[Dataset items]
==================================================
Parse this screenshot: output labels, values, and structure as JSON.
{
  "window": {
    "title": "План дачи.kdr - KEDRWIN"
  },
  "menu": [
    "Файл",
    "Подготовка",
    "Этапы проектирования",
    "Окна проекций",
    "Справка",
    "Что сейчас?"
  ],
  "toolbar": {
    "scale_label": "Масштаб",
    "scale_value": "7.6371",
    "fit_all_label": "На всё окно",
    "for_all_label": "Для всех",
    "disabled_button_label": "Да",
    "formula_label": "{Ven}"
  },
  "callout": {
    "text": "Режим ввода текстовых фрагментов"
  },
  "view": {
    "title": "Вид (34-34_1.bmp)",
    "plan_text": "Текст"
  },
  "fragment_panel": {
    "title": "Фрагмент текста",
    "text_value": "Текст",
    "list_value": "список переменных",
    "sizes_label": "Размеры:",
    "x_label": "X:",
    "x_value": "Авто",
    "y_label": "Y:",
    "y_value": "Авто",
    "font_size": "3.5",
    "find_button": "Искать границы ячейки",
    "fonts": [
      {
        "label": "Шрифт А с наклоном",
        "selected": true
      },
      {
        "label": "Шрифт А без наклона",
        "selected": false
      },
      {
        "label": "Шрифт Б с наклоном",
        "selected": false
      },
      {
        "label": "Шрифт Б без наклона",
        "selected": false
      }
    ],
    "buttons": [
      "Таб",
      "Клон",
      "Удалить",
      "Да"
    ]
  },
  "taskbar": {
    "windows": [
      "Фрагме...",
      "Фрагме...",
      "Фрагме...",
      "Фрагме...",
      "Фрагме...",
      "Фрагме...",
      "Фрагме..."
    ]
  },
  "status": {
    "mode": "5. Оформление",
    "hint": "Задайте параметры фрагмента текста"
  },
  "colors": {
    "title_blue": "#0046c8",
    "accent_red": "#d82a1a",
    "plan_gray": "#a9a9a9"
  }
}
==================================================
▶ **Task details**: Repeat every record exactly as written, please.

▶ **Result for this exercise**:
Parse this screenshot: output labels, values, and structure as JSON.
{
  "window": {
    "title": "План дачи.kdr - KEDRWIN"
  },
  "menu": [
    "Файл",
    "Подготовка",
    "Этапы проектирования",
    "Окна проекций",
    "Справка",
    "Что сейчас?"
  ],
  "toolbar": {
    "scale_label": "Масштаб",
    "scale_value": "7.6371",
    "fit_all_label": "На всё окно",
    "for_all_label": "Для всех",
    "disabled_button_label": "Да",
    "formula_label": "{Ven}"
  },
  "callout": {
    "text": "Режим ввода текстовых фрагментов"
  },
  "view": {
    "title": "Вид (34-34_1.bmp)",
    "plan_text": "Текст"
  },
  "fragment_panel": {
    "title": "Фрагмент текста",
    "text_value": "Текст",
    "list_value": "список переменных",
    "sizes_label": "Размеры:",
    "x_label": "X:",
    "x_value": "Авто",
    "y_label": "Y:",
    "y_value": "Авто",
    "font_size": "3.5",
    "find_button": "Искать границы ячейки",
    "fonts": [
      {
        "label": "Шрифт А с наклоном",
        "selected": true
      },
      {
        "label": "Шрифт А без наклона",
        "selected": false
      },
      {
        "label": "Шрифт Б с наклоном",
        "selected": false
      },
      {
        "label": "Шрифт Б без наклона",
        "selected": false
      }
    ],
    "buttons": [
      "Таб",
      "Клон",
      "Удалить",
      "Да"
    ]
  },
  "taskbar": {
    "windows": [
      "Фрагме...",
      "Фрагме...",
      "Фрагме...",
      "Фрагме...",
      "Фрагме...",
      "Фрагме...",
      "Фрагме..."
    ]
  },
  "status": {
    "mode": "5. Оформление",
    "hint": "Задайте параметры фрагмента текста"
  },
  "colors": {
    "title_blue": "#0046c8",
    "accent_red": "#d82a1a",
    "plan_gray": "#a9a9a9"
  }
}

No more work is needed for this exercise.